In the records below, reproduce exactly the lines from the one containing "What's the underlying" through the one containing "What data populates", both included, and omit the pictures.

Records about charts and figures
===
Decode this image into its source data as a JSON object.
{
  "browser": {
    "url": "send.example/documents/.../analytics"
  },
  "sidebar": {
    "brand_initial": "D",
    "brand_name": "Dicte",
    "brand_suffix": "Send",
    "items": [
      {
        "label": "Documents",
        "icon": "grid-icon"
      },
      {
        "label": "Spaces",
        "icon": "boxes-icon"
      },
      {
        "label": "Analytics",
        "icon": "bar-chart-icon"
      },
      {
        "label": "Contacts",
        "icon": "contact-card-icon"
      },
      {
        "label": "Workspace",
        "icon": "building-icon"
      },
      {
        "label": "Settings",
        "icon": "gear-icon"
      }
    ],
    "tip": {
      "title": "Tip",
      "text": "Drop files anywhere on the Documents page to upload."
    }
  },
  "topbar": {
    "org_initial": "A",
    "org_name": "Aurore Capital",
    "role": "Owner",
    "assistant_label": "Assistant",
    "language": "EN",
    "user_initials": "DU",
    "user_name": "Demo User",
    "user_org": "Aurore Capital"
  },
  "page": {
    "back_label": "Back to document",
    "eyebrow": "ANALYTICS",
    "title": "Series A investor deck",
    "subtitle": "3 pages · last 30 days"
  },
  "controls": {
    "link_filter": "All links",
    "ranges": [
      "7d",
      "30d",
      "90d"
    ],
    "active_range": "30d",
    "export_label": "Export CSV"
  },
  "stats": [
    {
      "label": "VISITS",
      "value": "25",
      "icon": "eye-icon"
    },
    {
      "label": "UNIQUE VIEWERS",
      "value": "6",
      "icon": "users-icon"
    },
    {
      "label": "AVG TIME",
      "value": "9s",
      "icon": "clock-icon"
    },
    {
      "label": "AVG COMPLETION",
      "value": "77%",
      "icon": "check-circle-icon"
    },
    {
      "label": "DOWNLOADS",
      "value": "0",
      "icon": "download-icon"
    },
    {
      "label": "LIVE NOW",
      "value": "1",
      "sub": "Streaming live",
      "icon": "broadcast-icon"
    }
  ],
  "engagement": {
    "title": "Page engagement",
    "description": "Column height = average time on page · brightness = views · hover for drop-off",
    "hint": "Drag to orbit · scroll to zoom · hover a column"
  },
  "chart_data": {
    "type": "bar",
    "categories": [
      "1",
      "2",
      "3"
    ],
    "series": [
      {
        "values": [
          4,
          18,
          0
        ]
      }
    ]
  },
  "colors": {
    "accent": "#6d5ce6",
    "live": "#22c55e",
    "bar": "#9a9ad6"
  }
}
===
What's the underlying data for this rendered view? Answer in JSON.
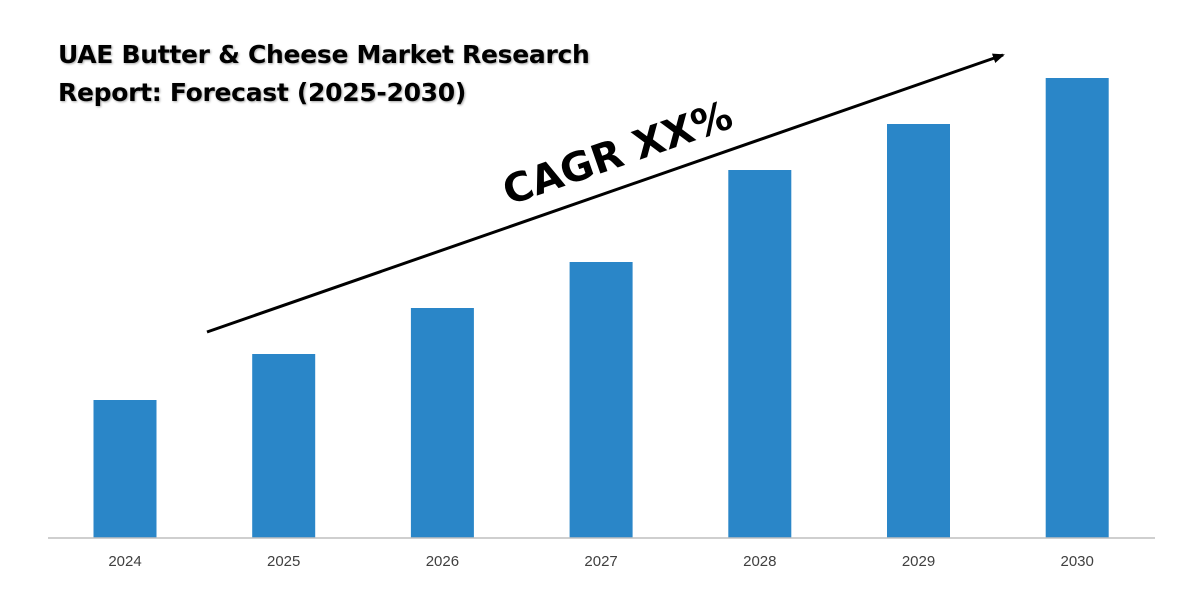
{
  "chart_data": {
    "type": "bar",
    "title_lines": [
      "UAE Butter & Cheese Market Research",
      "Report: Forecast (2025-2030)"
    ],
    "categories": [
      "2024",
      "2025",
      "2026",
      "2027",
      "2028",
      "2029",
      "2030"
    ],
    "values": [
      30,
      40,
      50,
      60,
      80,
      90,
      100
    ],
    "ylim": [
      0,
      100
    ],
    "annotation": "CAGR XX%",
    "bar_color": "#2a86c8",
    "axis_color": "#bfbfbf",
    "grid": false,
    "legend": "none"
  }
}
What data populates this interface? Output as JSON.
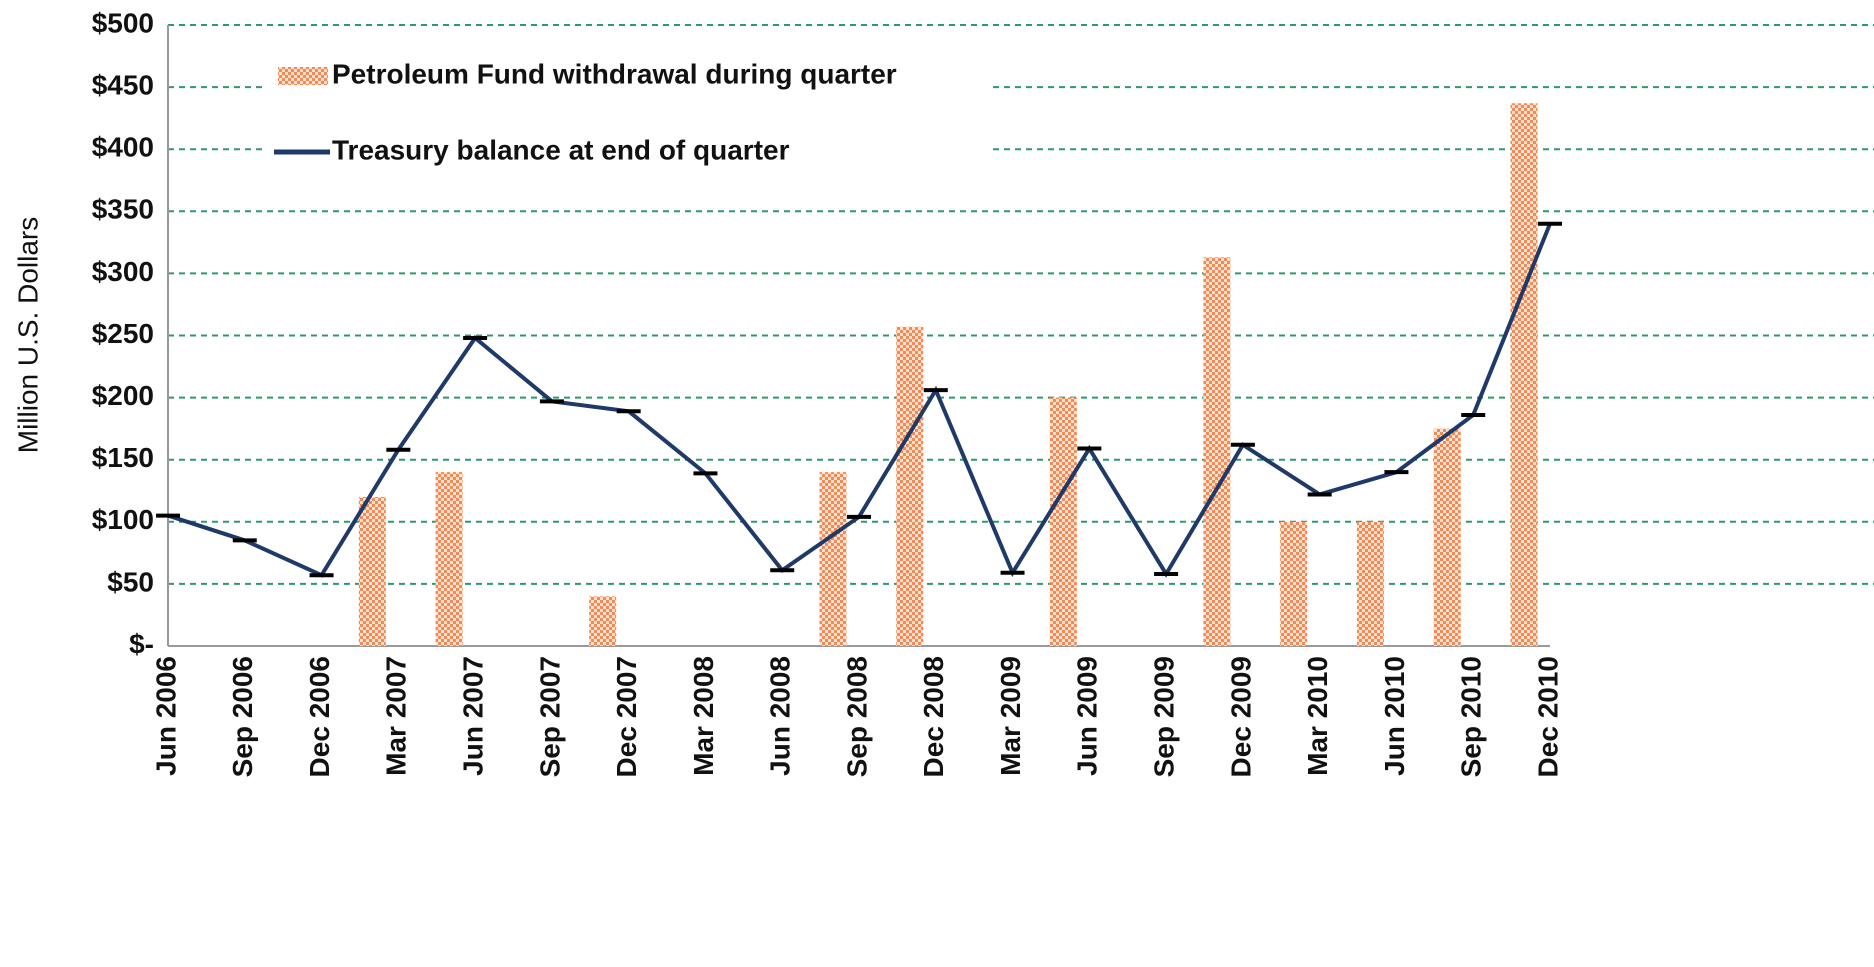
===
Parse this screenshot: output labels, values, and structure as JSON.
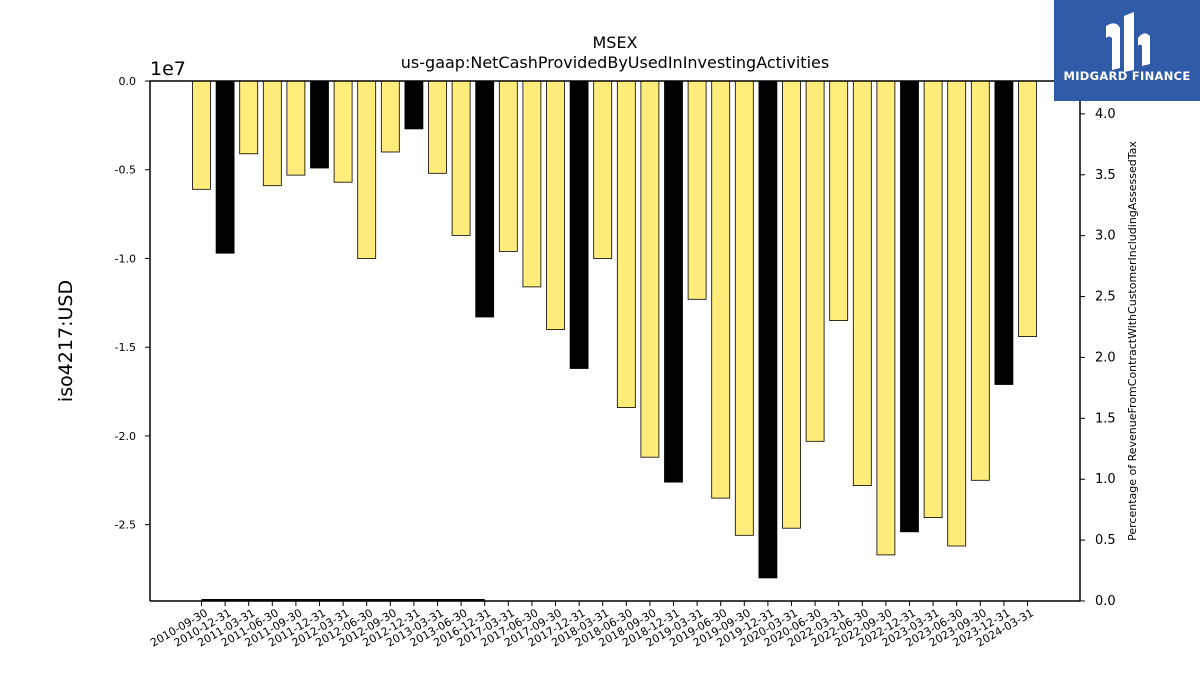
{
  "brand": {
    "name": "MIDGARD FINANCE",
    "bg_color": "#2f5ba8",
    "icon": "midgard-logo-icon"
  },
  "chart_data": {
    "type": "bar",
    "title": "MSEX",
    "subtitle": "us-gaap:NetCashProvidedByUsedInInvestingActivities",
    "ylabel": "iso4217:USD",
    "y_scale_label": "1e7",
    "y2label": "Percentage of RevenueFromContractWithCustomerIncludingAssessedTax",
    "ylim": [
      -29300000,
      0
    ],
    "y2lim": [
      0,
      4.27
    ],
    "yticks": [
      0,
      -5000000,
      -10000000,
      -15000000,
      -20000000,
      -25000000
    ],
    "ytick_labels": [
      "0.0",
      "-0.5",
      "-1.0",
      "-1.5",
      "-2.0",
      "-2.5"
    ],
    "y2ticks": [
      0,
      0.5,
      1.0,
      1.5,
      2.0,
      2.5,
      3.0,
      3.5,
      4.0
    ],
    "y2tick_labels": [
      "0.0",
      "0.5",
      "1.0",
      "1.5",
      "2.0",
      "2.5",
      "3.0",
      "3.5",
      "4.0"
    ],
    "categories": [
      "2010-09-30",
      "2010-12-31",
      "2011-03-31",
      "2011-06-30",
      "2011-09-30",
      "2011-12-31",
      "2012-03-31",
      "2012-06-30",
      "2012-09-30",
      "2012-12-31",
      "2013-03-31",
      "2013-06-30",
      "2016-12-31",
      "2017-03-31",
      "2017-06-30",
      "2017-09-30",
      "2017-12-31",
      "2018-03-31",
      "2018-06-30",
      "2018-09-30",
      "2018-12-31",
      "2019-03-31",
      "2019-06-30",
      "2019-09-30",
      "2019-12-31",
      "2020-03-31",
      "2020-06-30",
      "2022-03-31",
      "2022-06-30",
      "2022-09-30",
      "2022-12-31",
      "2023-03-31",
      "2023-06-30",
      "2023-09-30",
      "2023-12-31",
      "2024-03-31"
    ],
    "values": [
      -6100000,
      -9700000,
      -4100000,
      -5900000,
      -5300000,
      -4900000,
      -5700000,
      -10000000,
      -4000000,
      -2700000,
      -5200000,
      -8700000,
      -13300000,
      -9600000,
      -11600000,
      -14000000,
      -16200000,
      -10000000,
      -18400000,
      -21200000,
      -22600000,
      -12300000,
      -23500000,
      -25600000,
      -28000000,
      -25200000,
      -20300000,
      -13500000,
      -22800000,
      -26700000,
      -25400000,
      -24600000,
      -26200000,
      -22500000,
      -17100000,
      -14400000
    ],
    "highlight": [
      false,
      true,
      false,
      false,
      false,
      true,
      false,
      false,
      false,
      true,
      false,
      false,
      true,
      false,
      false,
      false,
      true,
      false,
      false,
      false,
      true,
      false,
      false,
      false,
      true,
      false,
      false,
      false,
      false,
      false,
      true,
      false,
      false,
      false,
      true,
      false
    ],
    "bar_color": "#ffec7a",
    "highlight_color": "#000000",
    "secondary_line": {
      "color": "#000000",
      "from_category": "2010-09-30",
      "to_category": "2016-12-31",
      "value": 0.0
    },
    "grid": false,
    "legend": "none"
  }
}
===
*Completed exercise:*
What's the underlying data for this rendered view? Answer in JSON.
{
  "chart_data": {
    "type": "bar",
    "title_lines": [
      "UAE Butter & Cheese Market Research",
      "Report: Forecast (2025-2030)"
    ],
    "categories": [
      "2024",
      "2025",
      "2026",
      "2027",
      "2028",
      "2029",
      "2030"
    ],
    "values": [
      30,
      40,
      50,
      60,
      80,
      90,
      100
    ],
    "ylim": [
      0,
      100
    ],
    "annotation": "CAGR XX%",
    "bar_color": "#2a86c8",
    "axis_color": "#bfbfbf",
    "grid": false,
    "legend": "none"
  }
}
What data populates this interface? Output as JSON.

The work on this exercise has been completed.